───── Task data

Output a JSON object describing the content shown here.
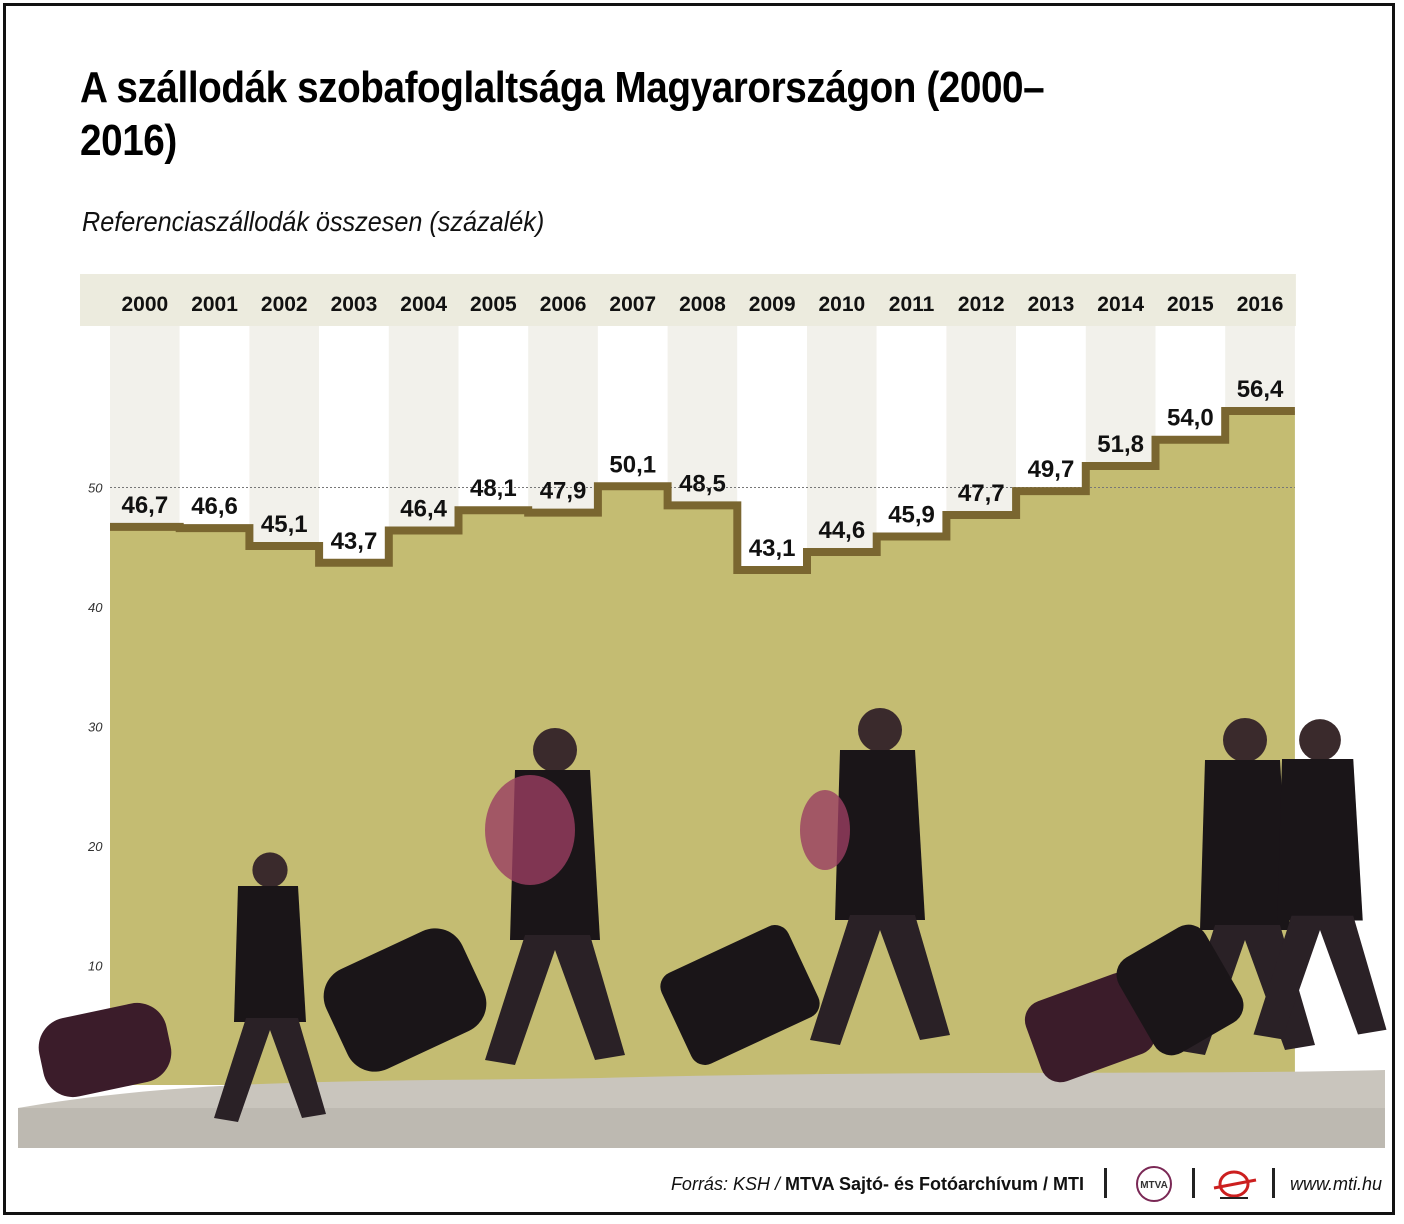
{
  "title": "A szállodák szobafoglaltsága Magyarországon (2000–2016)",
  "subtitle": "Referenciaszállodák összesen (százalék)",
  "chart_data": {
    "type": "line",
    "step": true,
    "title": "A szállodák szobafoglaltsága Magyarországon (2000–2016)",
    "subtitle": "Referenciaszállodák összesen (százalék)",
    "categories": [
      "2000",
      "2001",
      "2002",
      "2003",
      "2004",
      "2005",
      "2006",
      "2007",
      "2008",
      "2009",
      "2010",
      "2011",
      "2012",
      "2013",
      "2014",
      "2015",
      "2016"
    ],
    "values": [
      46.7,
      46.6,
      45.1,
      43.7,
      46.4,
      48.1,
      47.9,
      50.1,
      48.5,
      43.1,
      44.6,
      45.9,
      47.7,
      49.7,
      51.8,
      54.0,
      56.4
    ],
    "value_labels": [
      "46,7",
      "46,6",
      "45,1",
      "43,7",
      "46,4",
      "48,1",
      "47,9",
      "50,1",
      "48,5",
      "43,1",
      "44,6",
      "45,9",
      "47,7",
      "49,7",
      "51,8",
      "54,0",
      "56,4"
    ],
    "ylim": [
      0,
      60
    ],
    "yticks": [
      10,
      20,
      30,
      40,
      50
    ],
    "reference_line": 50,
    "colors": {
      "fill": "#c4bc72",
      "line": "#7a6630",
      "band_light": "#f2f1eb",
      "band_white": "#ffffff",
      "header": "#ecebde",
      "reference": "#777777"
    }
  },
  "footer": {
    "source_lead": "Forrás: KSH / ",
    "source_main": "MTVA Sajtó- és Fotóarchívum / MTI",
    "mtva_logo_text": "MTVA",
    "website": "www.mti.hu"
  }
}
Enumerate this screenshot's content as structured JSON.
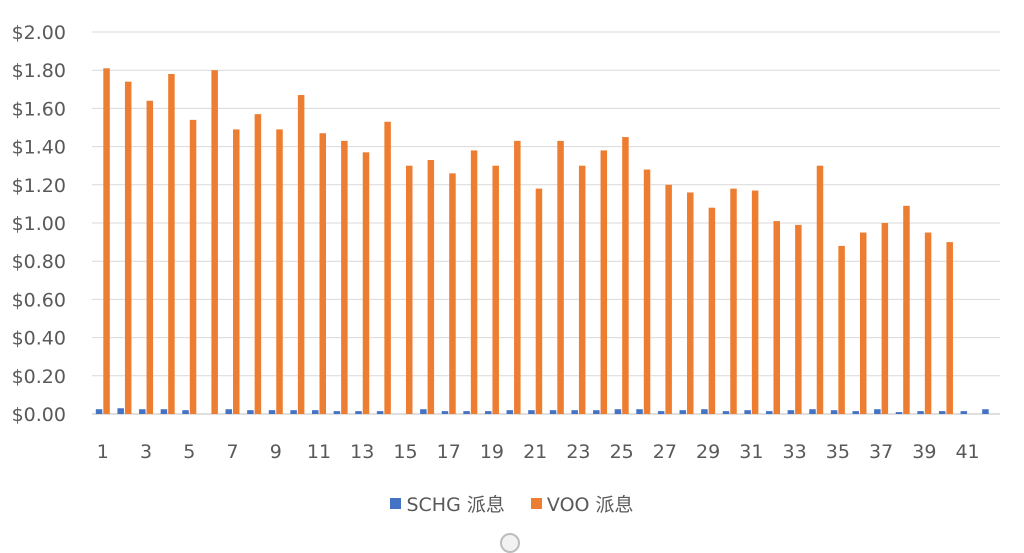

──────────

▶ **Given exercise**
Which lines contain the word "JSON"? Copy each one.

▶ **Response to this task**
Output a JSON object describing the content shown here.
Enumerate this screenshot's content as structured JSON.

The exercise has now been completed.